EXERCISE PROMPT:
Using the data below, gather each line that includes the word "собственного".
==== SUPPLIED DATA
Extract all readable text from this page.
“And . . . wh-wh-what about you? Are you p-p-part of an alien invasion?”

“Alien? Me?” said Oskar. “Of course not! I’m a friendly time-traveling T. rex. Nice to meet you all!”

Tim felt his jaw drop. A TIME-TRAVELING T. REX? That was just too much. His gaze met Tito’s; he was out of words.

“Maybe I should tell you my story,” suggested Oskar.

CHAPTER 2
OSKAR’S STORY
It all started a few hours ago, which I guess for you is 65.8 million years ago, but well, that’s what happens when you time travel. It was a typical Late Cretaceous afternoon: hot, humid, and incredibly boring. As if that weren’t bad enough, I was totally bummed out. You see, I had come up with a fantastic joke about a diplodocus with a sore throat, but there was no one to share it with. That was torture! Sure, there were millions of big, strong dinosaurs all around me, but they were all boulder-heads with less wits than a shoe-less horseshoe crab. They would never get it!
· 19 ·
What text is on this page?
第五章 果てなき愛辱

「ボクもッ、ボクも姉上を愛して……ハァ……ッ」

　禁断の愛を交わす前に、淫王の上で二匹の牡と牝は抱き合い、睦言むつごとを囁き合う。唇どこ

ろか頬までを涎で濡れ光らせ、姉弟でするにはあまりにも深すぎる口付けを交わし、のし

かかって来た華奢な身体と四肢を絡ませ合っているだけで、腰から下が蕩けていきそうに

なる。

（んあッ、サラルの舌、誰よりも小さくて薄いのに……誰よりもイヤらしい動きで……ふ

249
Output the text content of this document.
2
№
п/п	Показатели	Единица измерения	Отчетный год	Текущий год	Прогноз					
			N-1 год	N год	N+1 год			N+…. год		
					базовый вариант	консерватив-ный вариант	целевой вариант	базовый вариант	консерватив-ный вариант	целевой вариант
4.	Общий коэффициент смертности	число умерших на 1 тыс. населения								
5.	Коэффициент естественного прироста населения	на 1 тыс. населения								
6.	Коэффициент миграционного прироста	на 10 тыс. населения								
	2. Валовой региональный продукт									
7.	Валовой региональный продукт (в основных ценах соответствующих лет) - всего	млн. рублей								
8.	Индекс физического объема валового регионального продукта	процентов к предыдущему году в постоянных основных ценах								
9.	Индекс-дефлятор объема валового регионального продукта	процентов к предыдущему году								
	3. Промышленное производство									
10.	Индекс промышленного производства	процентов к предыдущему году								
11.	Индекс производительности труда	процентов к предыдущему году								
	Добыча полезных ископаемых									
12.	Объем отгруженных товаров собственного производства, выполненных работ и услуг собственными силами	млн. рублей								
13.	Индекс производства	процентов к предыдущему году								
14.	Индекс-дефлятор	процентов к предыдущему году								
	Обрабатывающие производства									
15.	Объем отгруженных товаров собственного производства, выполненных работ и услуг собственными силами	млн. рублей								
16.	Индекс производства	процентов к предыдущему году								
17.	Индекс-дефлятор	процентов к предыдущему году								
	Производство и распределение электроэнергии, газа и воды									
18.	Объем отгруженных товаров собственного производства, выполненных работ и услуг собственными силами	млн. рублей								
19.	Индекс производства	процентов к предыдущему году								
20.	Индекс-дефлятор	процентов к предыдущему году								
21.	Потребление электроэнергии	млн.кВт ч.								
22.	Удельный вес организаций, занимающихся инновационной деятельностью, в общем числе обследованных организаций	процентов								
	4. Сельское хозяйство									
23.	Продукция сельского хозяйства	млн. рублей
========
TASK ANSWER:
12.	Объем отгруженных товаров собственного производства, выполненных работ и услуг собственными силами	млн. рублей								
15.	Объем отгруженных товаров собственного производства, выполненных работ и услуг собственными силами	млн. рублей								
18.	Объем отгруженных товаров собственного производства, выполненных работ и услуг собственными силами	млн. рублей								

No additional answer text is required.